_Written exercise 1_
Answer the following from the borrowing certificate, each on its own line:
(a) On what date was the Board of Directors meeting held?
(b) How many of the listed officers or designated signers does the resolution specify?
(c) What titles are given for Rachel M. Pernia?
_Written exercise 2_
Reproduce the portion of the borrowing certificate starting at "CORPORATE CERTIFICATE-BORROWING" and ending at "of this corporation.".

>> begin Text section

Address: One Rockefeller Plaza          Address: One Rockefeller Plaza
         Suite 1430                              Suite 1430
         New York, NY 10020                      New York, NY 10020


                 CORPORATE CERTIFICATE-BORROWING



I HEREBY CERTIFY to MORGAN GUARANTY TRUST COMPANY OF NEW YORK that at a
meeting of the Board of Directors of Harris & Harris Group, Inc., a
corporation organized under the laws of New York, duly called and held on the
24th day of December, 1997, the following resolutions were duly adopted and
are now in full force and effect:

RESOLVED, that any (specify number) two of the following officers or
designated signers of this corporation.

     (In this space officers and other persons authorized to sign must be
identified by name or title.  It is suggested that titles, instead of names 
of officers be used unless it is desired that only certain officers of
given rank may sign.  The names of all those listed by title must appear 
below in the certified list of officers.)

     Charles E. Harris                  Chairman, Chief Executive Officer &
                                        Chief Compliance Officer

     Mel P. Melsheimer                  President, Chief Operating Officer &
                                        Chief Financial Officer

     Rachel M. Pernia                   Vice-President, Treasurer, Controller
                                        & Secretary

are authorized:

     1.  To borrow from time to time, on behalf of this corporation, from
MORGAN GUARANTY TRUST COMPANY OF NEW YORK such sums of money, for such periods
of time and upon such terms as may to them in their discretion seem advisable;
and, to execute in the name and on behalf of this corporation notes, drafts,
acceptances or other obligations of this corporation to evidence such
borrowings; and, to enter into agreements, and amendments to such agreements,
in the name and on behalf of this corporation with MORGAN GUARANTY TRUST
COMPANY OF NEW YORK with respect to such borrowings, said agreements and
amendments to contain such provisions as the signer shall approve and his or
her signature thereon shall be conclusive evidence of such approval;

     2.  to discount with MORGAN GUARANTY TRUST COMPANY OF NEW YORK any
bills or notes receivable held by this corporation upon such terms as they may
deem proper, with full authority to endorse the same in the name of this
corporation;

     3.  to apply for and obtain from MORGAN GUARANTY TRUST COMPANY OF NEW
YORK letters of credit and to execute applications, agreements, trust receipts
and all other documents in connection therewith;

     4.  to execute and deliver, in their discretion, all guarantees,
indemnity agreements and other undertakings on behalf of this corporation; and

     5.  to pledge any of the bonds, stocks or other securities, bills
receivable, bills of lading, warehouse receipts, accounts receivable or other
property of this corporation, for the purpose of securing any of the foregoing
transactions or any transaction entered into by any other entity or person, to
endorse said securities and/or to issue appropriate powers of attorney,
documents or assignments in furtherance thereof.

>> end Text section
>> begin Data shown

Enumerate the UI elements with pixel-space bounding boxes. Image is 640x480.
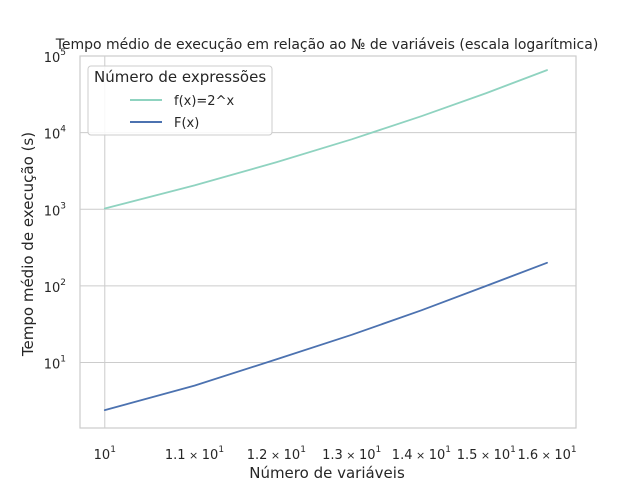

>> end Data shown

_Full answer 1_
(a) The 24th day of December, 1997
(b) Two
(c) Vice-President, Treasurer, Controller & Secretary

_Full answer 2_
CORPORATE CERTIFICATE-BORROWING



I HEREBY CERTIFY to MORGAN GUARANTY TRUST COMPANY OF NEW YORK that at a
meeting of the Board of Directors of Harris & Harris Group, Inc., a
corporation organized under the laws of New York, duly called and held on the
24th day of December, 1997, the following resolutions were duly adopted and
are now in full force and effect:

RESOLVED, that any (specify number) two of the following officers or
designated signers of this corporation.